__Dataset extract__
=====
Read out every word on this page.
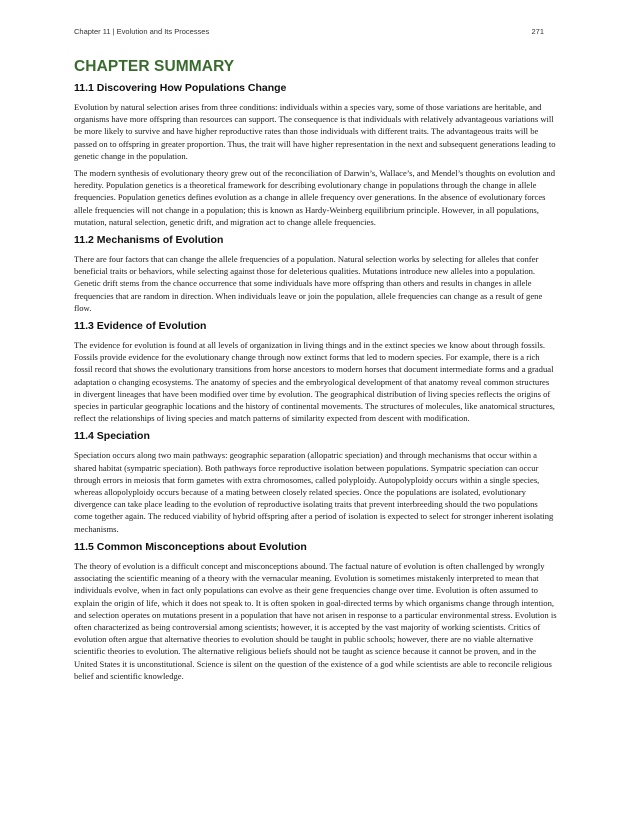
Chapter 11 | Evolution and Its Processes	271
CHAPTER SUMMARY
11.1 Discovering How Populations Change

Evolution by natural selection arises from three conditions: individuals within a species vary, some of those variations are heritable, and organisms have more offspring than resources can support. The consequence is that individuals with relatively advantageous variations will be more likely to survive and have higher reproductive rates than those individuals with different traits. The advantageous traits will be passed on to offspring in greater proportion. Thus, the trait will have higher representation in the next and subsequent generations leading to genetic change in the population.

The modern synthesis of evolutionary theory grew out of the reconciliation of Darwin’s, Wallace’s, and Mendel’s thoughts on evolution and heredity. Population genetics is a theoretical framework for describing evolutionary change in populations through the change in allele frequencies. Population genetics defines evolution as a change in allele frequency over generations. In the absence of evolutionary forces allele frequencies will not change in a population; this is known as Hardy-Weinberg equilibrium principle. However, in all populations, mutation, natural selection, genetic drift, and migration act to change allele frequencies.

11.2 Mechanisms of Evolution

There are four factors that can change the allele frequencies of a population. Natural selection works by selecting for alleles that confer beneficial traits or behaviors, while selecting against those for deleterious qualities. Mutations introduce new alleles into a population. Genetic drift stems from the chance occurrence that some individuals have more offspring than others and results in changes in allele frequencies that are random in direction. When individuals leave or join the population, allele frequencies can change as a result of gene flow.

11.3 Evidence of Evolution

The evidence for evolution is found at all levels of organization in living things and in the extinct species we know about through fossils. Fossils provide evidence for the evolutionary change through now extinct forms that led to modern species. For example, there is a rich fossil record that shows the evolutionary transitions from horse ancestors to modern horses that document intermediate forms and a gradual adaptation o changing ecosystems. The anatomy of species and the embryological development of that anatomy reveal common structures in divergent lineages that have been modified over time by evolution. The geographical distribution of living species reflects the origins of species in particular geographic locations and the history of continental movements. The structures of molecules, like anatomical structures, reflect the relationships of living species and match patterns of similarity expected from descent with modification.

11.4 Speciation

Speciation occurs along two main pathways: geographic separation (allopatric speciation) and through mechanisms that occur within a shared habitat (sympatric speciation). Both pathways force reproductive isolation between populations. Sympatric speciation can occur through errors in meiosis that form gametes with extra chromosomes, called polyploidy. Autopolyploidy occurs within a single species, whereas allopolyploidy occurs because of a mating between closely related species. Once the populations are isolated, evolutionary divergence can take place leading to the evolution of reproductive isolating traits that prevent interbreeding should the two populations come together again. The reduced viability of hybrid offspring after a period of isolation is expected to select for stronger inherent isolating mechanisms.

11.5 Common Misconceptions about Evolution

The theory of evolution is a difficult concept and misconceptions abound. The factual nature of evolution is often challenged by wrongly associating the scientific meaning of a theory with the vernacular meaning. Evolution is sometimes mistakenly interpreted to mean that individuals evolve, when in fact only populations can evolve as their gene frequencies change over time. Evolution is often assumed to explain the origin of life, which it does not speak to. It is often spoken in goal-directed terms by which organisms change through intention, and selection operates on mutations present in a population that have not arisen in response to a particular environmental stress. Evolution is often characterized as being controversial among scientists; however, it is accepted by the vast majority of working scientists. Critics of evolution often argue that alternative theories to evolution should be taught in public schools; however, there are no viable alternative scientific theories to evolution. The alternative religious beliefs should not be taught as science because it cannot be proven, and in the United States it is unconstitutional. Science is silent on the question of the existence of a god while scientists are able to reconcile religious belief and scientific knowledge.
=====
__What needs to be done__
Give the listing again, exactly as it appears, but without its images.

__Answer box__
Read out every word on this page.
Chapter 11 | Evolution and Its Processes	271
CHAPTER SUMMARY
11.1 Discovering How Populations Change

Evolution by natural selection arises from three conditions: individuals within a species vary, some of those variations are heritable, and organisms have more offspring than resources can support. The consequence is that individuals with relatively advantageous variations will be more likely to survive and have higher reproductive rates than those individuals with different traits. The advantageous traits will be passed on to offspring in greater proportion. Thus, the trait will have higher representation in the next and subsequent generations leading to genetic change in the population.

The modern synthesis of evolutionary theory grew out of the reconciliation of Darwin’s, Wallace’s, and Mendel’s thoughts on evolution and heredity. Population genetics is a theoretical framework for describing evolutionary change in populations through the change in allele frequencies. Population genetics defines evolution as a change in allele frequency over generations. In the absence of evolutionary forces allele frequencies will not change in a population; this is known as Hardy-Weinberg equilibrium principle. However, in all populations, mutation, natural selection, genetic drift, and migration act to change allele frequencies.

11.2 Mechanisms of Evolution

There are four factors that can change the allele frequencies of a population. Natural selection works by selecting for alleles that confer beneficial traits or behaviors, while selecting against those for deleterious qualities. Mutations introduce new alleles into a population. Genetic drift stems from the chance occurrence that some individuals have more offspring than others and results in changes in allele frequencies that are random in direction. When individuals leave or join the population, allele frequencies can change as a result of gene flow.

11.3 Evidence of Evolution

The evidence for evolution is found at all levels of organization in living things and in the extinct species we know about through fossils. Fossils provide evidence for the evolutionary change through now extinct forms that led to modern species. For example, there is a rich fossil record that shows the evolutionary transitions from horse ancestors to modern horses that document intermediate forms and a gradual adaptation o changing ecosystems. The anatomy of species and the embryological development of that anatomy reveal common structures in divergent lineages that have been modified over time by evolution. The geographical distribution of living species reflects the origins of species in particular geographic locations and the history of continental movements. The structures of molecules, like anatomical structures, reflect the relationships of living species and match patterns of similarity expected from descent with modification.

11.4 Speciation

Speciation occurs along two main pathways: geographic separation (allopatric speciation) and through mechanisms that occur within a shared habitat (sympatric speciation). Both pathways force reproductive isolation between populations. Sympatric speciation can occur through errors in meiosis that form gametes with extra chromosomes, called polyploidy. Autopolyploidy occurs within a single species, whereas allopolyploidy occurs because of a mating between closely related species. Once the populations are isolated, evolutionary divergence can take place leading to the evolution of reproductive isolating traits that prevent interbreeding should the two populations come together again. The reduced viability of hybrid offspring after a period of isolation is expected to select for stronger inherent isolating mechanisms.

11.5 Common Misconceptions about Evolution

The theory of evolution is a difficult concept and misconceptions abound. The factual nature of evolution is often challenged by wrongly associating the scientific meaning of a theory with the vernacular meaning. Evolution is sometimes mistakenly interpreted to mean that individuals evolve, when in fact only populations can evolve as their gene frequencies change over time. Evolution is often assumed to explain the origin of life, which it does not speak to. It is often spoken in goal-directed terms by which organisms change through intention, and selection operates on mutations present in a population that have not arisen in response to a particular environmental stress. Evolution is often characterized as being controversial among scientists; however, it is accepted by the vast majority of working scientists. Critics of evolution often argue that alternative theories to evolution should be taught in public schools; however, there are no viable alternative scientific theories to evolution. The alternative religious beliefs should not be taught as science because it cannot be proven, and in the United States it is unconstitutional. Science is silent on the question of the existence of a god while scientists are able to reconcile religious belief and scientific knowledge.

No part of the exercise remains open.